ENTRIES ▸

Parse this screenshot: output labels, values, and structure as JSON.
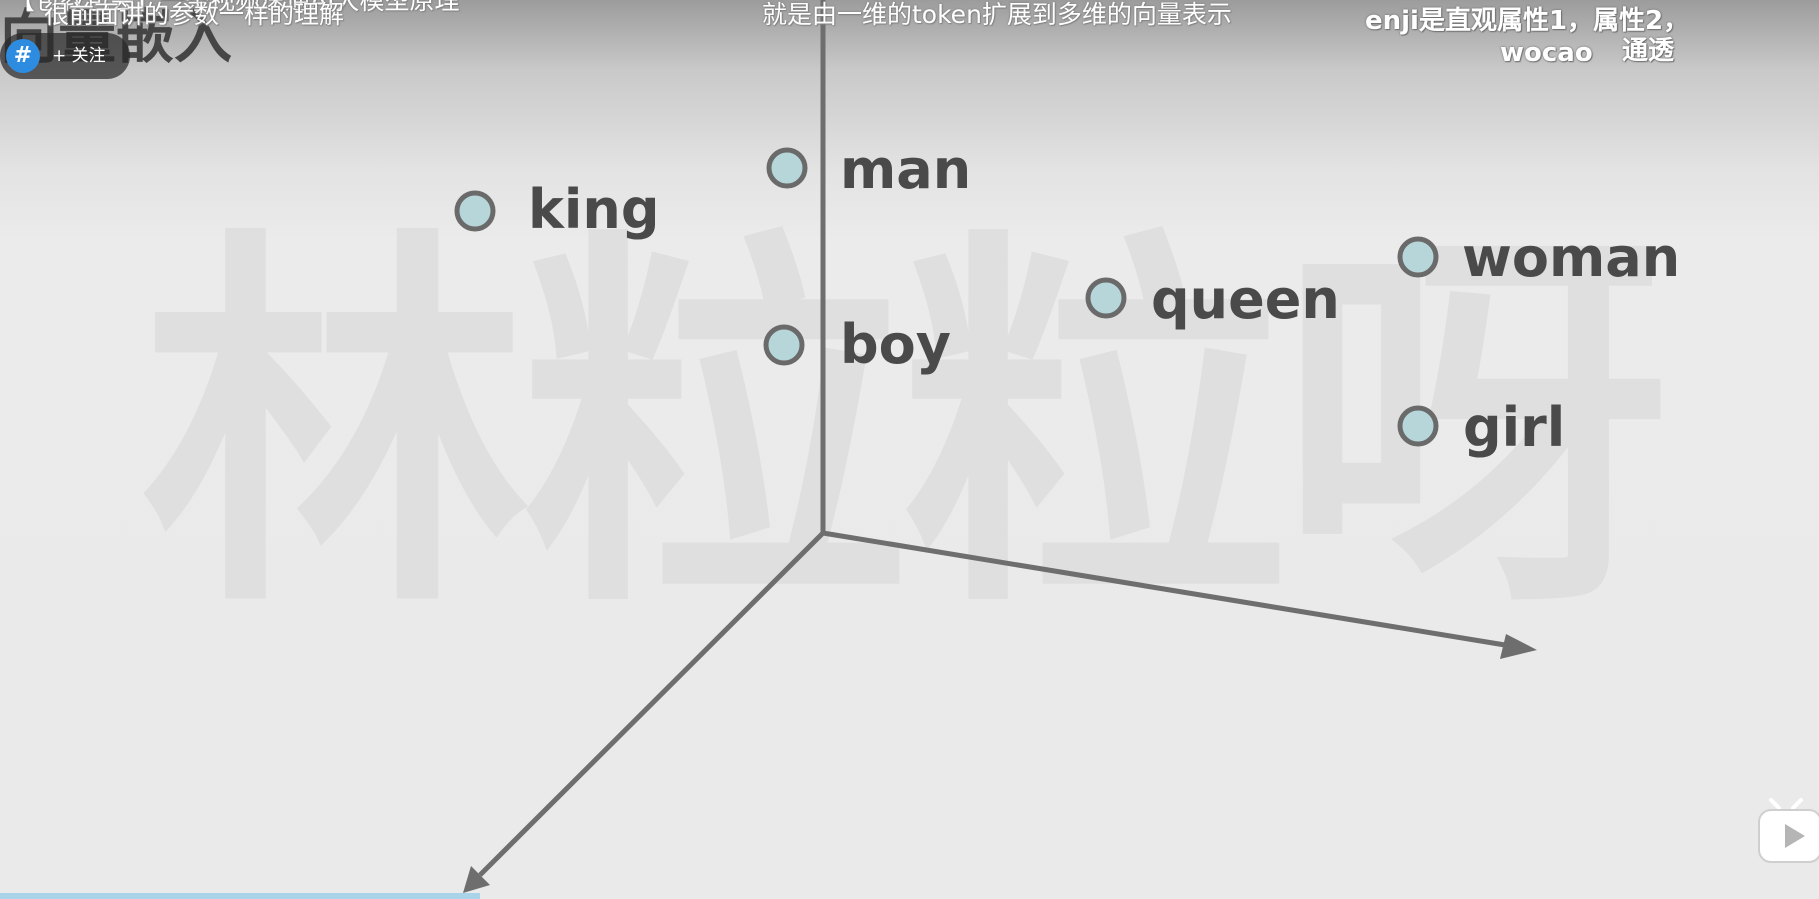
{
  "video": {
    "overlay_title": "向量嵌入",
    "watermark": "林粒粒呀",
    "top_subtitles": [
      "【包教包会】一条视频速通AI大模型原理",
      "很前面讲的参数一样的理解",
      "就是由一维的token扩展到多维的向量表示"
    ]
  },
  "uploader": {
    "follow_label": "+ 关注"
  },
  "danmaku": [
    "enji是直观属性1，属性2，",
    "wocao",
    "通透"
  ],
  "vector_points": [
    {
      "word": "king"
    },
    {
      "word": "man"
    },
    {
      "word": "boy"
    },
    {
      "word": "queen"
    },
    {
      "word": "woman"
    },
    {
      "word": "girl"
    }
  ],
  "colors": {
    "axis": "#6e6e6e",
    "point_fill": "#b7d6da",
    "point_stroke": "#6a6a6a",
    "label": "#4a4a4a",
    "follow_bg": "#2d2d2d",
    "accent_blue": "#2d8ce0"
  },
  "icons": {
    "uploader_avatar": "avatar-icon",
    "follow": "plus-icon",
    "play": "play-icon"
  }
}
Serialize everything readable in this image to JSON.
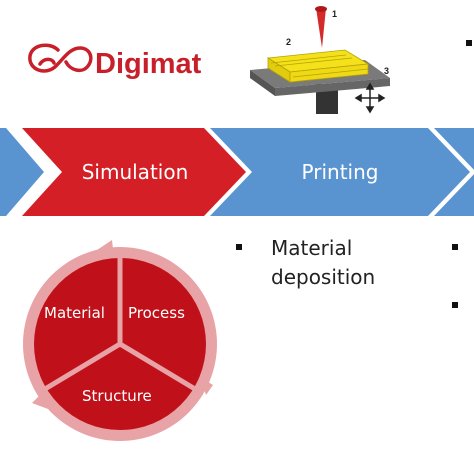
{
  "logo": {
    "name": "Digimat",
    "icon": "digimat-logo-icon"
  },
  "printer_figure": {
    "labels": [
      "1",
      "2",
      "3"
    ],
    "icon": "3d-printer-nozzle-icon"
  },
  "process_chain": {
    "steps": [
      "Simulation",
      "Printing"
    ]
  },
  "bullets": {
    "printing": [
      "Material\ndeposition"
    ]
  },
  "cycle": {
    "segments": [
      "Material",
      "Process",
      "Structure"
    ]
  },
  "colors": {
    "brand_red": "#c8202a",
    "arrow_red": "#d41f26",
    "arrow_blue": "#5a94d0",
    "cycle_dark": "#c0111a",
    "cycle_light": "#e8a3a6"
  }
}
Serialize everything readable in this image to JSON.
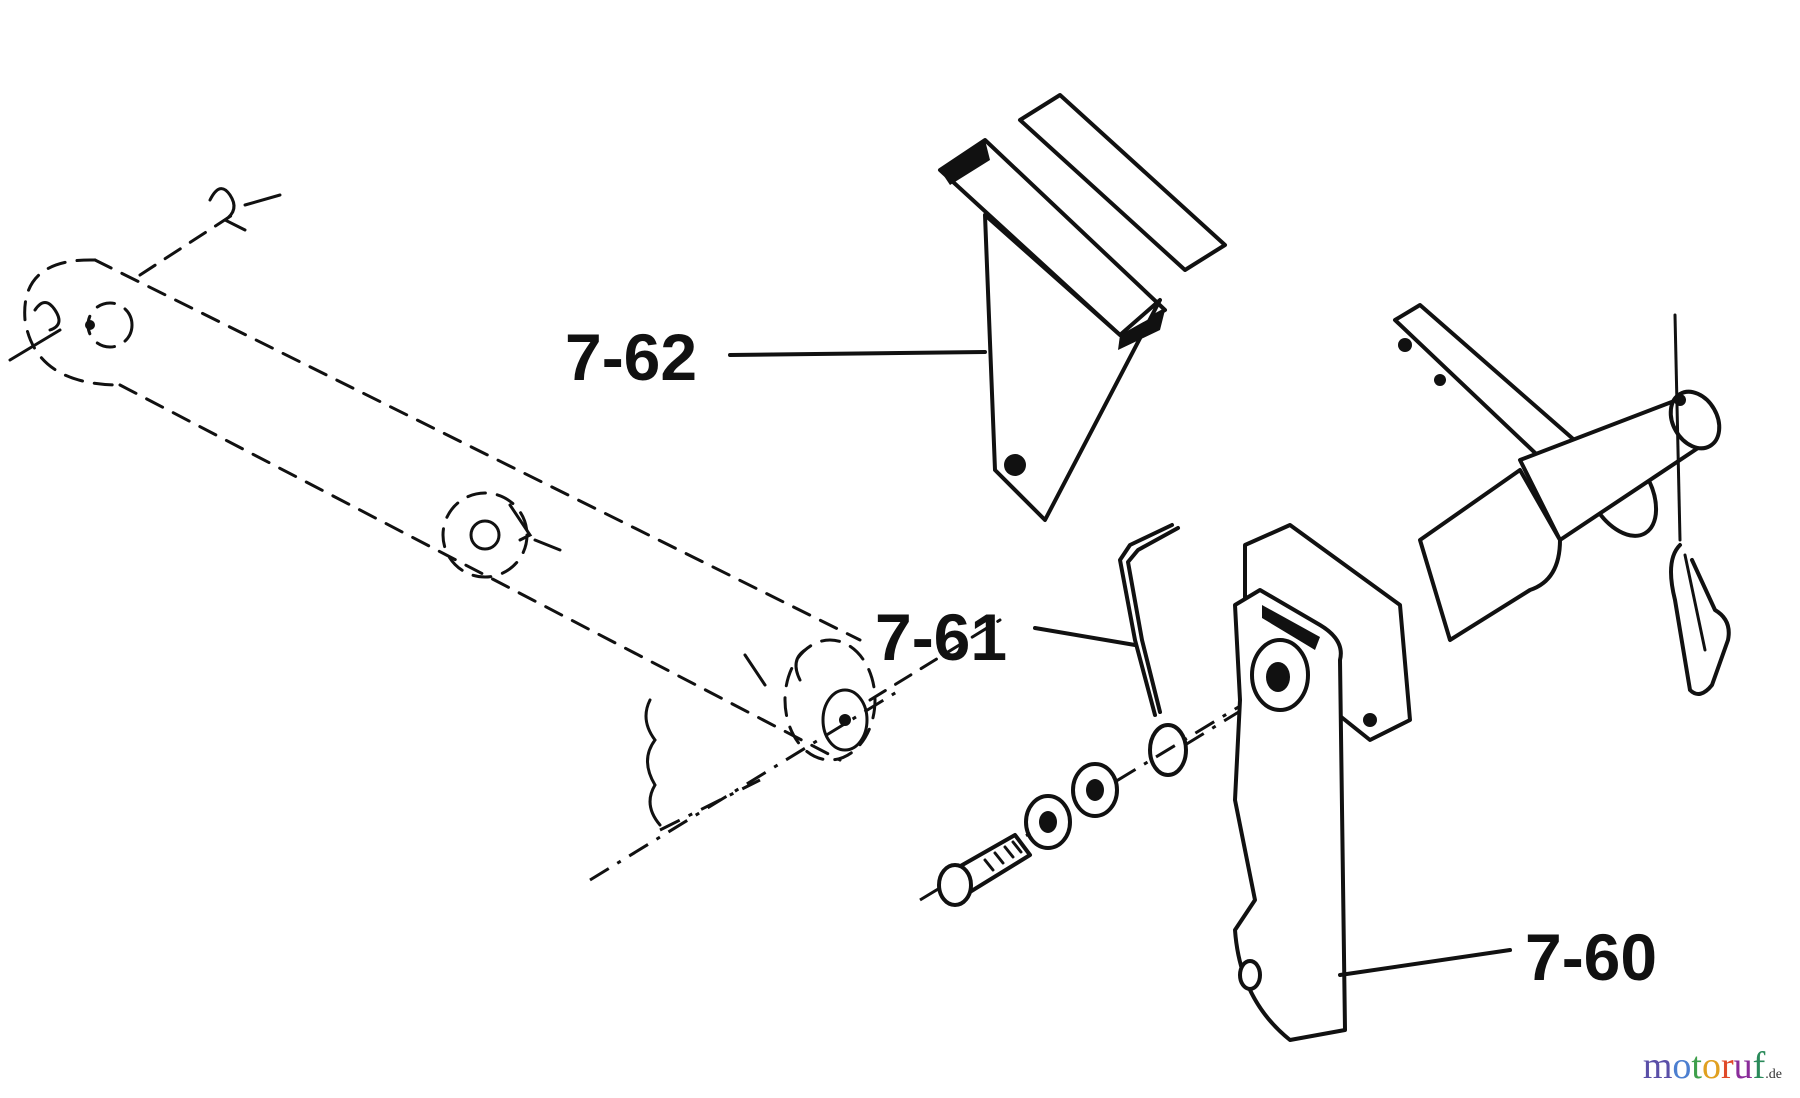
{
  "diagram": {
    "labels": {
      "bracket": "7-62",
      "spring": "7-61",
      "lever": "7-60"
    }
  },
  "watermark": {
    "text": "motoruf",
    "tld": ".de"
  },
  "colors": {
    "line": "#111111",
    "background": "#ffffff"
  }
}
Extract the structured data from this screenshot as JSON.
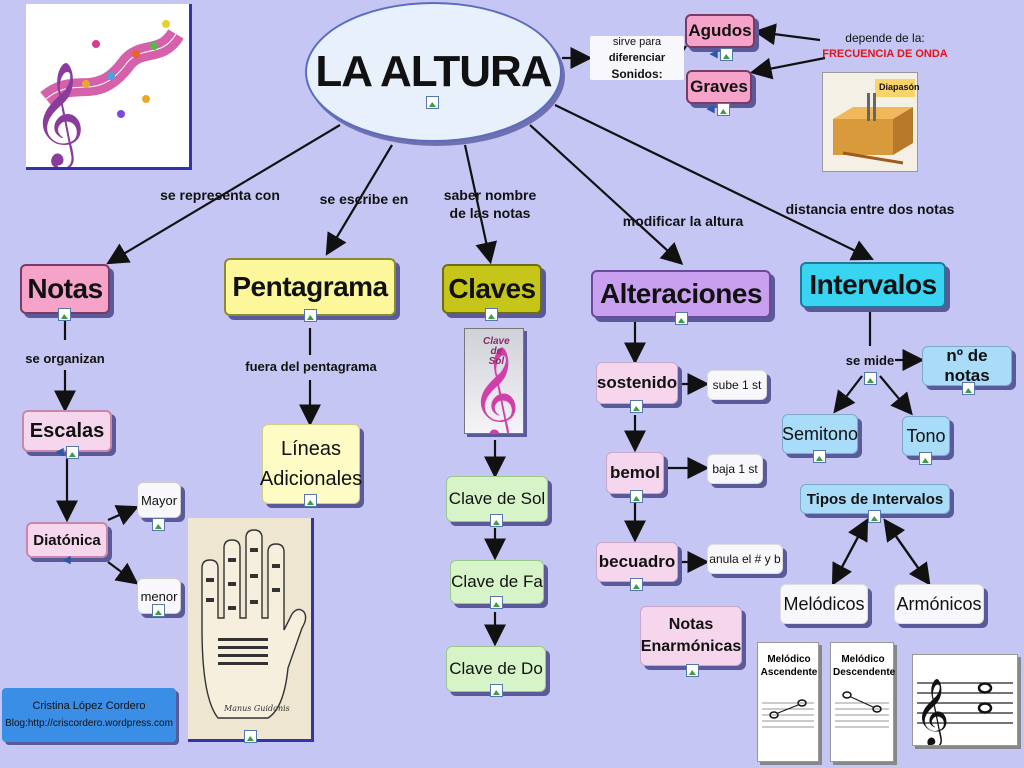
{
  "title": "LA ALTURA",
  "differentiate": {
    "pre": "sirve para",
    "bold": "diferenciar",
    "line2": "Sonidos:"
  },
  "agudos": "Agudos",
  "graves": "Graves",
  "depends": {
    "line1": "depende de la:",
    "line2": "FRECUENCIA DE ONDA"
  },
  "diapason": "Diapasón",
  "links": {
    "represent": "se representa con",
    "write": "se escribe en",
    "names": "saber nombre\nde las notas",
    "modify": "modificar la altura",
    "distance": "distancia entre dos notas",
    "organize": "se organizan",
    "outside": "fuera del pentagrama",
    "measure": "se mide"
  },
  "nodes": {
    "notas": "Notas",
    "pentagrama": "Pentagrama",
    "claves": "Claves",
    "alteraciones": "Alteraciones",
    "intervalos": "Intervalos",
    "escalas": "Escalas",
    "diatonica": "Diatónica",
    "mayor": "Mayor",
    "menor": "menor",
    "lineas": "Líneas\nAdicionales",
    "clave_sol": "Clave de Sol",
    "clave_fa": "Clave de Fa",
    "clave_do": "Clave de Do",
    "clave_logo": "Clave\nde\nSol",
    "sostenido": "sostenido",
    "bemol": "bemol",
    "becuadro": "becuadro",
    "sube": "sube 1 st",
    "baja": "baja 1 st",
    "anula": "anula el # y b",
    "enarmonicas": "Notas\nEnarmónicas",
    "num_notas": "nº de notas",
    "semitono": "Semitono",
    "tono": "Tono",
    "tipos": "Tipos de Intervalos",
    "melodicos": "Melódicos",
    "armonicos": "Armónicos"
  },
  "melodic_cards": [
    {
      "title": "Melódico\nAscendente"
    },
    {
      "title": "Melódico\nDescendente"
    }
  ],
  "credit": {
    "name": "Cristina López Cordero",
    "blog": "Blog:http://criscordero.wordpress.com"
  },
  "hand_caption": "Manus Guidonis",
  "colors": {
    "background": "#c6c6f4",
    "accent_red": "#e0141c",
    "credit_blue": "#3a8ee6"
  }
}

GIVEN INSTRUCTION ▸ Go over the records above and tally the lines with the word "this" in them. Give the number alone.

TASK RESULT ▸ 4